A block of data
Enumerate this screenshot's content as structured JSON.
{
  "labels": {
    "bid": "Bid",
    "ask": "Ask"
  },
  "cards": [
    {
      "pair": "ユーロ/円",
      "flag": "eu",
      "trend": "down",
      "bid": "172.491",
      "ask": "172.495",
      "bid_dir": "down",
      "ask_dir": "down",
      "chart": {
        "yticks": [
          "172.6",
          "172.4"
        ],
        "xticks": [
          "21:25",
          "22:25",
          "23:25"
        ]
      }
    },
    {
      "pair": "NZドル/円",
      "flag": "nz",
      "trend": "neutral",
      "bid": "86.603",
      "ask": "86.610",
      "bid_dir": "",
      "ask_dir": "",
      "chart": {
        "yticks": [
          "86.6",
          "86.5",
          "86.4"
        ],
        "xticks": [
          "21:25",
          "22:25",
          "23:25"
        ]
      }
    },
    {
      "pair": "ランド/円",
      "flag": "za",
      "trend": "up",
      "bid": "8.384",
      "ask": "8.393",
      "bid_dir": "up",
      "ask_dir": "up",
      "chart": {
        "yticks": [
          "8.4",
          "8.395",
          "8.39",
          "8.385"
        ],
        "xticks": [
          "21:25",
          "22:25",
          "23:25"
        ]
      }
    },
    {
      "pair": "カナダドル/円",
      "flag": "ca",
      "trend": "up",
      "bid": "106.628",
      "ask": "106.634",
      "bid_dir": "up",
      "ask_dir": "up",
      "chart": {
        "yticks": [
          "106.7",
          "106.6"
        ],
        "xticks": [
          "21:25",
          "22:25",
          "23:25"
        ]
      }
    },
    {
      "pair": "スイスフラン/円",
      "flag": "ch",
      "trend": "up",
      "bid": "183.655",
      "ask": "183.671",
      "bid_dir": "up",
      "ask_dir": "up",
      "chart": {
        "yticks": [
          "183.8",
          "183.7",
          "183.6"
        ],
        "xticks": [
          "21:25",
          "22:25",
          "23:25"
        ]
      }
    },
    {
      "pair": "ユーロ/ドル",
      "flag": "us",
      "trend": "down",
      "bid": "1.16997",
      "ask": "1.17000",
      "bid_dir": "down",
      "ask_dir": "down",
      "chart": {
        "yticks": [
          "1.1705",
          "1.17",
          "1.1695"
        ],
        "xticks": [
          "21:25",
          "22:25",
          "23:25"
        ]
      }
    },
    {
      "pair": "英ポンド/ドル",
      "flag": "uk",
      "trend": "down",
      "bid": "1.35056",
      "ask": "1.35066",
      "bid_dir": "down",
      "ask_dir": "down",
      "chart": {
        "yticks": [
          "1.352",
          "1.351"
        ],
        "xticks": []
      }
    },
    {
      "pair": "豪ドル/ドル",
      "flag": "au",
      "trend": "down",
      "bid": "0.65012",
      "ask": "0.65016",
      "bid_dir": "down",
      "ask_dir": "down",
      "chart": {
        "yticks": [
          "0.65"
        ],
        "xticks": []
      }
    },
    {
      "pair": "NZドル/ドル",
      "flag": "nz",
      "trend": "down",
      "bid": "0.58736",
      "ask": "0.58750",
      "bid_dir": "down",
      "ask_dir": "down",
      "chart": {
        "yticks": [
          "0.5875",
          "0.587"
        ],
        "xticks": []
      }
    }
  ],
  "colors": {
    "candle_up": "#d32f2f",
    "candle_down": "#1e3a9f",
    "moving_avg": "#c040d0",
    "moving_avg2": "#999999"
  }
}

_Written problem_
Every line above should be retyped exactly as given.

_Finished exercise_
Enumerate this screenshot's content as structured JSON.
{
  "labels": {
    "bid": "Bid",
    "ask": "Ask"
  },
  "cards": [
    {
      "pair": "ユーロ/円",
      "flag": "eu",
      "trend": "down",
      "bid": "172.491",
      "ask": "172.495",
      "bid_dir": "down",
      "ask_dir": "down",
      "chart": {
        "yticks": [
          "172.6",
          "172.4"
        ],
        "xticks": [
          "21:25",
          "22:25",
          "23:25"
        ]
      }
    },
    {
      "pair": "NZドル/円",
      "flag": "nz",
      "trend": "neutral",
      "bid": "86.603",
      "ask": "86.610",
      "bid_dir": "",
      "ask_dir": "",
      "chart": {
        "yticks": [
          "86.6",
          "86.5",
          "86.4"
        ],
        "xticks": [
          "21:25",
          "22:25",
          "23:25"
        ]
      }
    },
    {
      "pair": "ランド/円",
      "flag": "za",
      "trend": "up",
      "bid": "8.384",
      "ask": "8.393",
      "bid_dir": "up",
      "ask_dir": "up",
      "chart": {
        "yticks": [
          "8.4",
          "8.395",
          "8.39",
          "8.385"
        ],
        "xticks": [
          "21:25",
          "22:25",
          "23:25"
        ]
      }
    },
    {
      "pair": "カナダドル/円",
      "flag": "ca",
      "trend": "up",
      "bid": "106.628",
      "ask": "106.634",
      "bid_dir": "up",
      "ask_dir": "up",
      "chart": {
        "yticks": [
          "106.7",
          "106.6"
        ],
        "xticks": [
          "21:25",
          "22:25",
          "23:25"
        ]
      }
    },
    {
      "pair": "スイスフラン/円",
      "flag": "ch",
      "trend": "up",
      "bid": "183.655",
      "ask": "183.671",
      "bid_dir": "up",
      "ask_dir": "up",
      "chart": {
        "yticks": [
          "183.8",
          "183.7",
          "183.6"
        ],
        "xticks": [
          "21:25",
          "22:25",
          "23:25"
        ]
      }
    },
    {
      "pair": "ユーロ/ドル",
      "flag": "us",
      "trend": "down",
      "bid": "1.16997",
      "ask": "1.17000",
      "bid_dir": "down",
      "ask_dir": "down",
      "chart": {
        "yticks": [
          "1.1705",
          "1.17",
          "1.1695"
        ],
        "xticks": [
          "21:25",
          "22:25",
          "23:25"
        ]
      }
    },
    {
      "pair": "英ポンド/ドル",
      "flag": "uk",
      "trend": "down",
      "bid": "1.35056",
      "ask": "1.35066",
      "bid_dir": "down",
      "ask_dir": "down",
      "chart": {
        "yticks": [
          "1.352",
          "1.351"
        ],
        "xticks": []
      }
    },
    {
      "pair": "豪ドル/ドル",
      "flag": "au",
      "trend": "down",
      "bid": "0.65012",
      "ask": "0.65016",
      "bid_dir": "down",
      "ask_dir": "down",
      "chart": {
        "yticks": [
          "0.65"
        ],
        "xticks": []
      }
    },
    {
      "pair": "NZドル/ドル",
      "flag": "nz",
      "trend": "down",
      "bid": "0.58736",
      "ask": "0.58750",
      "bid_dir": "down",
      "ask_dir": "down",
      "chart": {
        "yticks": [
          "0.5875",
          "0.587"
        ],
        "xticks": []
      }
    }
  ],
  "colors": {
    "candle_up": "#d32f2f",
    "candle_down": "#1e3a9f",
    "moving_avg": "#c040d0",
    "moving_avg2": "#999999"
  }
}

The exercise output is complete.